TO DO
Transcribe the records in full, keeping every character as it is.
[Begin EXTRACTED DATA]
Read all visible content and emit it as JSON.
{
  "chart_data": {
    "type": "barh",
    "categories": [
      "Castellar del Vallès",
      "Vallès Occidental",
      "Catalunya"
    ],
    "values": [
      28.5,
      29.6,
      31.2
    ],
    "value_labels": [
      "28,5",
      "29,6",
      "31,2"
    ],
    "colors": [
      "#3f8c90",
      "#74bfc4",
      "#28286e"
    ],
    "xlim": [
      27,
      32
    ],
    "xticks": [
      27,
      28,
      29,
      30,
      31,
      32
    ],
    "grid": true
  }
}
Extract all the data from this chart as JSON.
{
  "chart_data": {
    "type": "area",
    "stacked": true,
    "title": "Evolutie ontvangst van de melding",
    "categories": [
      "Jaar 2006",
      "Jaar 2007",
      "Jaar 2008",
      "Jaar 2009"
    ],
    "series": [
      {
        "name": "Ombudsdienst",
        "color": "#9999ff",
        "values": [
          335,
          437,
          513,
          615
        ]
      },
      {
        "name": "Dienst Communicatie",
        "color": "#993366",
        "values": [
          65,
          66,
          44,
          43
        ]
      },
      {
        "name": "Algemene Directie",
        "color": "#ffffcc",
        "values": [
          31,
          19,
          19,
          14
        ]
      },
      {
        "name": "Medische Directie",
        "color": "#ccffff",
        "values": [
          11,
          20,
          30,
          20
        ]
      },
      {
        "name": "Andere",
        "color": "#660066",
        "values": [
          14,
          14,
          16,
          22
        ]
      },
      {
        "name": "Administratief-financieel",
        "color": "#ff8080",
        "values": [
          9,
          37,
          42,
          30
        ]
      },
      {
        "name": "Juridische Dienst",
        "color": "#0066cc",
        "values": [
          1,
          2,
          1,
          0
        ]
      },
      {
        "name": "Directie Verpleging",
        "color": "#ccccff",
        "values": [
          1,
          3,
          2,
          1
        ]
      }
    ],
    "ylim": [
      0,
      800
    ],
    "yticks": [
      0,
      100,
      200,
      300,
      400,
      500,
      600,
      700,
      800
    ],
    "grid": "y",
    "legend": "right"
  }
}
[End EXTRACTED DATA]
EXPECTED OUTPUT
Read all visible content and emit it as JSON.
{
  "chart_data": {
    "type": "barh",
    "categories": [
      "Castellar del Vallès",
      "Vallès Occidental",
      "Catalunya"
    ],
    "values": [
      28.5,
      29.6,
      31.2
    ],
    "value_labels": [
      "28,5",
      "29,6",
      "31,2"
    ],
    "colors": [
      "#3f8c90",
      "#74bfc4",
      "#28286e"
    ],
    "xlim": [
      27,
      32
    ],
    "xticks": [
      27,
      28,
      29,
      30,
      31,
      32
    ],
    "grid": true
  }
}
Extract all the data from this chart as JSON.
{
  "chart_data": {
    "type": "area",
    "stacked": true,
    "title": "Evolutie ontvangst van de melding",
    "categories": [
      "Jaar 2006",
      "Jaar 2007",
      "Jaar 2008",
      "Jaar 2009"
    ],
    "series": [
      {
        "name": "Ombudsdienst",
        "color": "#9999ff",
        "values": [
          335,
          437,
          513,
          615
        ]
      },
      {
        "name": "Dienst Communicatie",
        "color": "#993366",
        "values": [
          65,
          66,
          44,
          43
        ]
      },
      {
        "name": "Algemene Directie",
        "color": "#ffffcc",
        "values": [
          31,
          19,
          19,
          14
        ]
      },
      {
        "name": "Medische Directie",
        "color": "#ccffff",
        "values": [
          11,
          20,
          30,
          20
        ]
      },
      {
        "name": "Andere",
        "color": "#660066",
        "values": [
          14,
          14,
          16,
          22
        ]
      },
      {
        "name": "Administratief-financieel",
        "color": "#ff8080",
        "values": [
          9,
          37,
          42,
          30
        ]
      },
      {
        "name": "Juridische Dienst",
        "color": "#0066cc",
        "values": [
          1,
          2,
          1,
          0
        ]
      },
      {
        "name": "Directie Verpleging",
        "color": "#ccccff",
        "values": [
          1,
          3,
          2,
          1
        ]
      }
    ],
    "ylim": [
      0,
      800
    ],
    "yticks": [
      0,
      100,
      200,
      300,
      400,
      500,
      600,
      700,
      800
    ],
    "grid": "y",
    "legend": "right"
  }
}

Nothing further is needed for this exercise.